[Dataset records]
▼
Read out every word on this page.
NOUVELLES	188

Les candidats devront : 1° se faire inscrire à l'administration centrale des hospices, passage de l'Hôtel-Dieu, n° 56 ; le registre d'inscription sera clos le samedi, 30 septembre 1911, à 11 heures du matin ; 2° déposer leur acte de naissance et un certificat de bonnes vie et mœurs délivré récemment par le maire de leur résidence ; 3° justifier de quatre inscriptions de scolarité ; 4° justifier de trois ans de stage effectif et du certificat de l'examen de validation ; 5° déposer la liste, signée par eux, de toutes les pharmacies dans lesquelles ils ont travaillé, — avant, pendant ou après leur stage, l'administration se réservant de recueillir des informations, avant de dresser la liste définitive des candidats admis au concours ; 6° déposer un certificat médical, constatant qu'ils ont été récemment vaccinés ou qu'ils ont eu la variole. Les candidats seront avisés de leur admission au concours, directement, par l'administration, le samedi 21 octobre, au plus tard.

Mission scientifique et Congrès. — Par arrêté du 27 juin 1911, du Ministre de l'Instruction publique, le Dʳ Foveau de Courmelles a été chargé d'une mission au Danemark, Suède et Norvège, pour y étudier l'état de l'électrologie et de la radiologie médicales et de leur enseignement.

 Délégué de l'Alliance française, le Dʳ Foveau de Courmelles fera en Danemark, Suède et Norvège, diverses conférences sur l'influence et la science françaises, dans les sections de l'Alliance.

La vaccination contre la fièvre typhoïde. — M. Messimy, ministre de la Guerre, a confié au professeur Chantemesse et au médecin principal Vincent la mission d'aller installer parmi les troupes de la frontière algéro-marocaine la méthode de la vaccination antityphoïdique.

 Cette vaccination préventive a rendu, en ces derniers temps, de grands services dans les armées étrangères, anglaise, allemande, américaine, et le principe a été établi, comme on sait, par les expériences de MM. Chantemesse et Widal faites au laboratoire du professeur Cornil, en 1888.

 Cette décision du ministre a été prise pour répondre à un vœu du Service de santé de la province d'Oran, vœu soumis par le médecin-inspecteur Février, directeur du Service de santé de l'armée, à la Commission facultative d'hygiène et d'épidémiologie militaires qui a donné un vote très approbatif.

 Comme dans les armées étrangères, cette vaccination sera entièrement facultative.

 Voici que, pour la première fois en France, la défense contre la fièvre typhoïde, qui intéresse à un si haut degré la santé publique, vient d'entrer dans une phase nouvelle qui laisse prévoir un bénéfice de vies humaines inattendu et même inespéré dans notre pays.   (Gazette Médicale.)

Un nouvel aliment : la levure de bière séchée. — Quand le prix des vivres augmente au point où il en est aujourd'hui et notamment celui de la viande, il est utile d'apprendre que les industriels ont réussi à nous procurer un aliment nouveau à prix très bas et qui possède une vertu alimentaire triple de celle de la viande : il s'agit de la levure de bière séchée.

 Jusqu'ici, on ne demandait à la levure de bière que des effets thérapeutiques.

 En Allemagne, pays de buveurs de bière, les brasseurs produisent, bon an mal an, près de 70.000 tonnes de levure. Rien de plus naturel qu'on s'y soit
▲
• _YOUR TASK_
The listing above must be transcribed exactly, line by line.

• _TASK RESPONSE_
Read out every word on this page.
NOUVELLES	188

Les candidats devront : 1° se faire inscrire à l'administration centrale des hospices, passage de l'Hôtel-Dieu, n° 56 ; le registre d'inscription sera clos le samedi, 30 septembre 1911, à 11 heures du matin ; 2° déposer leur acte de naissance et un certificat de bonnes vie et mœurs délivré récemment par le maire de leur résidence ; 3° justifier de quatre inscriptions de scolarité ; 4° justifier de trois ans de stage effectif et du certificat de l'examen de validation ; 5° déposer la liste, signée par eux, de toutes les pharmacies dans lesquelles ils ont travaillé, — avant, pendant ou après leur stage, l'administration se réservant de recueillir des informations, avant de dresser la liste définitive des candidats admis au concours ; 6° déposer un certificat médical, constatant qu'ils ont été récemment vaccinés ou qu'ils ont eu la variole. Les candidats seront avisés de leur admission au concours, directement, par l'administration, le samedi 21 octobre, au plus tard.

Mission scientifique et Congrès. — Par arrêté du 27 juin 1911, du Ministre de l'Instruction publique, le Dʳ Foveau de Courmelles a été chargé d'une mission au Danemark, Suède et Norvège, pour y étudier l'état de l'électrologie et de la radiologie médicales et de leur enseignement.

 Délégué de l'Alliance française, le Dʳ Foveau de Courmelles fera en Danemark, Suède et Norvège, diverses conférences sur l'influence et la science françaises, dans les sections de l'Alliance.

La vaccination contre la fièvre typhoïde. — M. Messimy, ministre de la Guerre, a confié au professeur Chantemesse et au médecin principal Vincent la mission d'aller installer parmi les troupes de la frontière algéro-marocaine la méthode de la vaccination antityphoïdique.

 Cette vaccination préventive a rendu, en ces derniers temps, de grands services dans les armées étrangères, anglaise, allemande, américaine, et le principe a été établi, comme on sait, par les expériences de MM. Chantemesse et Widal faites au laboratoire du professeur Cornil, en 1888.

 Cette décision du ministre a été prise pour répondre à un vœu du Service de santé de la province d'Oran, vœu soumis par le médecin-inspecteur Février, directeur du Service de santé de l'armée, à la Commission facultative d'hygiène et d'épidémiologie militaires qui a donné un vote très approbatif.

 Comme dans les armées étrangères, cette vaccination sera entièrement facultative.

 Voici que, pour la première fois en France, la défense contre la fièvre typhoïde, qui intéresse à un si haut degré la santé publique, vient d'entrer dans une phase nouvelle qui laisse prévoir un bénéfice de vies humaines inattendu et même inespéré dans notre pays.   (Gazette Médicale.)

Un nouvel aliment : la levure de bière séchée. — Quand le prix des vivres augmente au point où il en est aujourd'hui et notamment celui de la viande, il est utile d'apprendre que les industriels ont réussi à nous procurer un aliment nouveau à prix très bas et qui possède une vertu alimentaire triple de celle de la viande : il s'agit de la levure de bière séchée.

 Jusqu'ici, on ne demandait à la levure de bière que des effets thérapeutiques.

 En Allemagne, pays de buveurs de bière, les brasseurs produisent, bon an mal an, près de 70.000 tonnes de levure. Rien de plus naturel qu'on s'y soit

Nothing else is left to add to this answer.